### SET PROBLEM
Repeat every line exactly, keeping the pictures out of the copy.
**** GIVEN DATA ****
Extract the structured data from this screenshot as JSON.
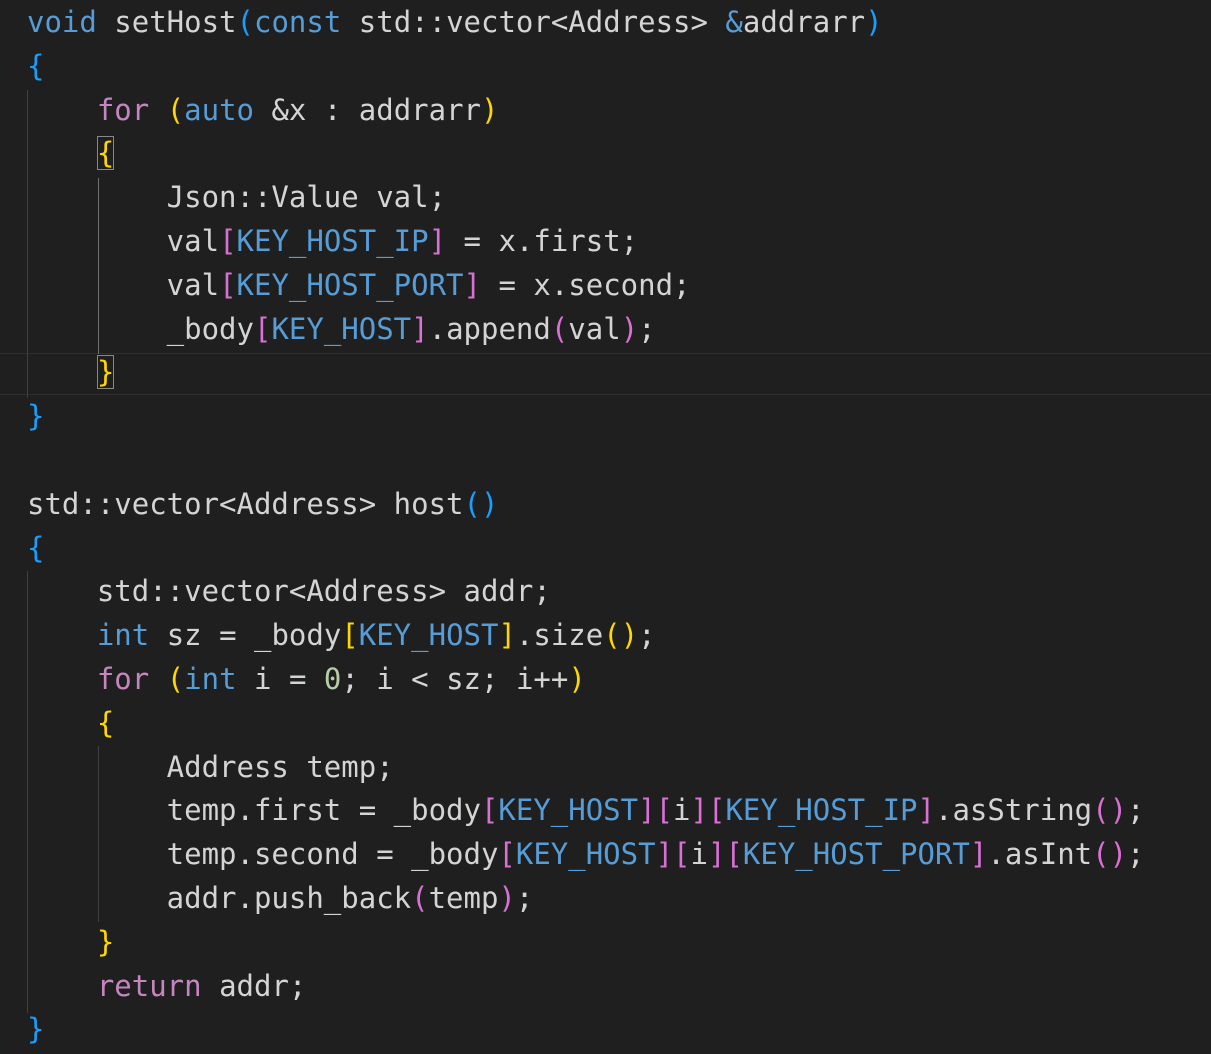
{
  "editor": {
    "lines": [
      [
        {
          "t": "void",
          "c": "kw"
        },
        {
          "t": " setHost"
        },
        {
          "t": "(",
          "c": "b3"
        },
        {
          "t": "const",
          "c": "kw"
        },
        {
          "t": " std::vector<Address> "
        },
        {
          "t": "&",
          "c": "kw"
        },
        {
          "t": "addrarr"
        },
        {
          "t": ")",
          "c": "b3"
        }
      ],
      [
        {
          "t": "{",
          "c": "b3"
        }
      ],
      [
        {
          "t": "    "
        },
        {
          "t": "for",
          "c": "ctl"
        },
        {
          "t": " "
        },
        {
          "t": "(",
          "c": "b1"
        },
        {
          "t": "auto",
          "c": "kw"
        },
        {
          "t": " &x : addrarr"
        },
        {
          "t": ")",
          "c": "b1"
        }
      ],
      [
        {
          "t": "    "
        },
        {
          "t": "{",
          "c": "b1",
          "box": true
        }
      ],
      [
        {
          "t": "        Json::Value val;"
        }
      ],
      [
        {
          "t": "        val"
        },
        {
          "t": "[",
          "c": "b2"
        },
        {
          "t": "KEY_HOST_IP",
          "c": "kw"
        },
        {
          "t": "]",
          "c": "b2"
        },
        {
          "t": " = x.first;"
        }
      ],
      [
        {
          "t": "        val"
        },
        {
          "t": "[",
          "c": "b2"
        },
        {
          "t": "KEY_HOST_PORT",
          "c": "kw"
        },
        {
          "t": "]",
          "c": "b2"
        },
        {
          "t": " = x.second;"
        }
      ],
      [
        {
          "t": "        _body"
        },
        {
          "t": "[",
          "c": "b2"
        },
        {
          "t": "KEY_HOST",
          "c": "kw"
        },
        {
          "t": "]",
          "c": "b2"
        },
        {
          "t": ".append"
        },
        {
          "t": "(",
          "c": "b2"
        },
        {
          "t": "val"
        },
        {
          "t": ")",
          "c": "b2"
        },
        {
          "t": ";"
        }
      ],
      [
        {
          "t": "    "
        },
        {
          "t": "}",
          "c": "b1",
          "box": true
        }
      ],
      [
        {
          "t": "}",
          "c": "b3"
        }
      ],
      [],
      [
        {
          "t": "std::vector<Address> host"
        },
        {
          "t": "()",
          "c": "b3"
        }
      ],
      [
        {
          "t": "{",
          "c": "b3"
        }
      ],
      [
        {
          "t": "    std::vector<Address> addr;"
        }
      ],
      [
        {
          "t": "    "
        },
        {
          "t": "int",
          "c": "kw"
        },
        {
          "t": " sz = _body"
        },
        {
          "t": "[",
          "c": "b1"
        },
        {
          "t": "KEY_HOST",
          "c": "kw"
        },
        {
          "t": "]",
          "c": "b1"
        },
        {
          "t": ".size"
        },
        {
          "t": "()",
          "c": "b1"
        },
        {
          "t": ";"
        }
      ],
      [
        {
          "t": "    "
        },
        {
          "t": "for",
          "c": "ctl"
        },
        {
          "t": " "
        },
        {
          "t": "(",
          "c": "b1"
        },
        {
          "t": "int",
          "c": "kw"
        },
        {
          "t": " i = "
        },
        {
          "t": "0",
          "c": "num"
        },
        {
          "t": "; i < sz; i++"
        },
        {
          "t": ")",
          "c": "b1"
        }
      ],
      [
        {
          "t": "    "
        },
        {
          "t": "{",
          "c": "b1"
        }
      ],
      [
        {
          "t": "        Address temp;"
        }
      ],
      [
        {
          "t": "        temp.first = _body"
        },
        {
          "t": "[",
          "c": "b2"
        },
        {
          "t": "KEY_HOST",
          "c": "kw"
        },
        {
          "t": "]",
          "c": "b2"
        },
        {
          "t": "[",
          "c": "b2"
        },
        {
          "t": "i"
        },
        {
          "t": "]",
          "c": "b2"
        },
        {
          "t": "[",
          "c": "b2"
        },
        {
          "t": "KEY_HOST_IP",
          "c": "kw"
        },
        {
          "t": "]",
          "c": "b2"
        },
        {
          "t": ".asString"
        },
        {
          "t": "()",
          "c": "b2"
        },
        {
          "t": ";"
        }
      ],
      [
        {
          "t": "        temp.second = _body"
        },
        {
          "t": "[",
          "c": "b2"
        },
        {
          "t": "KEY_HOST",
          "c": "kw"
        },
        {
          "t": "]",
          "c": "b2"
        },
        {
          "t": "[",
          "c": "b2"
        },
        {
          "t": "i"
        },
        {
          "t": "]",
          "c": "b2"
        },
        {
          "t": "[",
          "c": "b2"
        },
        {
          "t": "KEY_HOST_PORT",
          "c": "kw"
        },
        {
          "t": "]",
          "c": "b2"
        },
        {
          "t": ".asInt"
        },
        {
          "t": "()",
          "c": "b2"
        },
        {
          "t": ";"
        }
      ],
      [
        {
          "t": "        addr.push_back"
        },
        {
          "t": "(",
          "c": "b2"
        },
        {
          "t": "temp"
        },
        {
          "t": ")",
          "c": "b2"
        },
        {
          "t": ";"
        }
      ],
      [
        {
          "t": "    "
        },
        {
          "t": "}",
          "c": "b1"
        }
      ],
      [
        {
          "t": "    "
        },
        {
          "t": "return",
          "c": "ctl"
        },
        {
          "t": " addr;"
        }
      ],
      [
        {
          "t": "}",
          "c": "b3"
        }
      ]
    ]
  },
  "colors": {
    "background": "#1f1f1f",
    "text": "#d4d4d4",
    "keyword": "#569cd6",
    "control": "#c586c0",
    "number": "#b5cea8",
    "bracket_1": "#ffd700",
    "bracket_2": "#da70d6",
    "bracket_3": "#179fff"
  }
}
****
### EXPECTED ANSWER
Extract the structured data from this screenshot as JSON.
{
  "editor": {
    "lines": [
      [
        {
          "t": "void",
          "c": "kw"
        },
        {
          "t": " setHost"
        },
        {
          "t": "(",
          "c": "b3"
        },
        {
          "t": "const",
          "c": "kw"
        },
        {
          "t": " std::vector<Address> "
        },
        {
          "t": "&",
          "c": "kw"
        },
        {
          "t": "addrarr"
        },
        {
          "t": ")",
          "c": "b3"
        }
      ],
      [
        {
          "t": "{",
          "c": "b3"
        }
      ],
      [
        {
          "t": "    "
        },
        {
          "t": "for",
          "c": "ctl"
        },
        {
          "t": " "
        },
        {
          "t": "(",
          "c": "b1"
        },
        {
          "t": "auto",
          "c": "kw"
        },
        {
          "t": " &x : addrarr"
        },
        {
          "t": ")",
          "c": "b1"
        }
      ],
      [
        {
          "t": "    "
        },
        {
          "t": "{",
          "c": "b1",
          "box": true
        }
      ],
      [
        {
          "t": "        Json::Value val;"
        }
      ],
      [
        {
          "t": "        val"
        },
        {
          "t": "[",
          "c": "b2"
        },
        {
          "t": "KEY_HOST_IP",
          "c": "kw"
        },
        {
          "t": "]",
          "c": "b2"
        },
        {
          "t": " = x.first;"
        }
      ],
      [
        {
          "t": "        val"
        },
        {
          "t": "[",
          "c": "b2"
        },
        {
          "t": "KEY_HOST_PORT",
          "c": "kw"
        },
        {
          "t": "]",
          "c": "b2"
        },
        {
          "t": " = x.second;"
        }
      ],
      [
        {
          "t": "        _body"
        },
        {
          "t": "[",
          "c": "b2"
        },
        {
          "t": "KEY_HOST",
          "c": "kw"
        },
        {
          "t": "]",
          "c": "b2"
        },
        {
          "t": ".append"
        },
        {
          "t": "(",
          "c": "b2"
        },
        {
          "t": "val"
        },
        {
          "t": ")",
          "c": "b2"
        },
        {
          "t": ";"
        }
      ],
      [
        {
          "t": "    "
        },
        {
          "t": "}",
          "c": "b1",
          "box": true
        }
      ],
      [
        {
          "t": "}",
          "c": "b3"
        }
      ],
      [],
      [
        {
          "t": "std::vector<Address> host"
        },
        {
          "t": "()",
          "c": "b3"
        }
      ],
      [
        {
          "t": "{",
          "c": "b3"
        }
      ],
      [
        {
          "t": "    std::vector<Address> addr;"
        }
      ],
      [
        {
          "t": "    "
        },
        {
          "t": "int",
          "c": "kw"
        },
        {
          "t": " sz = _body"
        },
        {
          "t": "[",
          "c": "b1"
        },
        {
          "t": "KEY_HOST",
          "c": "kw"
        },
        {
          "t": "]",
          "c": "b1"
        },
        {
          "t": ".size"
        },
        {
          "t": "()",
          "c": "b1"
        },
        {
          "t": ";"
        }
      ],
      [
        {
          "t": "    "
        },
        {
          "t": "for",
          "c": "ctl"
        },
        {
          "t": " "
        },
        {
          "t": "(",
          "c": "b1"
        },
        {
          "t": "int",
          "c": "kw"
        },
        {
          "t": " i = "
        },
        {
          "t": "0",
          "c": "num"
        },
        {
          "t": "; i < sz; i++"
        },
        {
          "t": ")",
          "c": "b1"
        }
      ],
      [
        {
          "t": "    "
        },
        {
          "t": "{",
          "c": "b1"
        }
      ],
      [
        {
          "t": "        Address temp;"
        }
      ],
      [
        {
          "t": "        temp.first = _body"
        },
        {
          "t": "[",
          "c": "b2"
        },
        {
          "t": "KEY_HOST",
          "c": "kw"
        },
        {
          "t": "]",
          "c": "b2"
        },
        {
          "t": "[",
          "c": "b2"
        },
        {
          "t": "i"
        },
        {
          "t": "]",
          "c": "b2"
        },
        {
          "t": "[",
          "c": "b2"
        },
        {
          "t": "KEY_HOST_IP",
          "c": "kw"
        },
        {
          "t": "]",
          "c": "b2"
        },
        {
          "t": ".asString"
        },
        {
          "t": "()",
          "c": "b2"
        },
        {
          "t": ";"
        }
      ],
      [
        {
          "t": "        temp.second = _body"
        },
        {
          "t": "[",
          "c": "b2"
        },
        {
          "t": "KEY_HOST",
          "c": "kw"
        },
        {
          "t": "]",
          "c": "b2"
        },
        {
          "t": "[",
          "c": "b2"
        },
        {
          "t": "i"
        },
        {
          "t": "]",
          "c": "b2"
        },
        {
          "t": "[",
          "c": "b2"
        },
        {
          "t": "KEY_HOST_PORT",
          "c": "kw"
        },
        {
          "t": "]",
          "c": "b2"
        },
        {
          "t": ".asInt"
        },
        {
          "t": "()",
          "c": "b2"
        },
        {
          "t": ";"
        }
      ],
      [
        {
          "t": "        addr.push_back"
        },
        {
          "t": "(",
          "c": "b2"
        },
        {
          "t": "temp"
        },
        {
          "t": ")",
          "c": "b2"
        },
        {
          "t": ";"
        }
      ],
      [
        {
          "t": "    "
        },
        {
          "t": "}",
          "c": "b1"
        }
      ],
      [
        {
          "t": "    "
        },
        {
          "t": "return",
          "c": "ctl"
        },
        {
          "t": " addr;"
        }
      ],
      [
        {
          "t": "}",
          "c": "b3"
        }
      ]
    ]
  },
  "colors": {
    "background": "#1f1f1f",
    "text": "#d4d4d4",
    "keyword": "#569cd6",
    "control": "#c586c0",
    "number": "#b5cea8",
    "bracket_1": "#ffd700",
    "bracket_2": "#da70d6",
    "bracket_3": "#179fff"
  }
}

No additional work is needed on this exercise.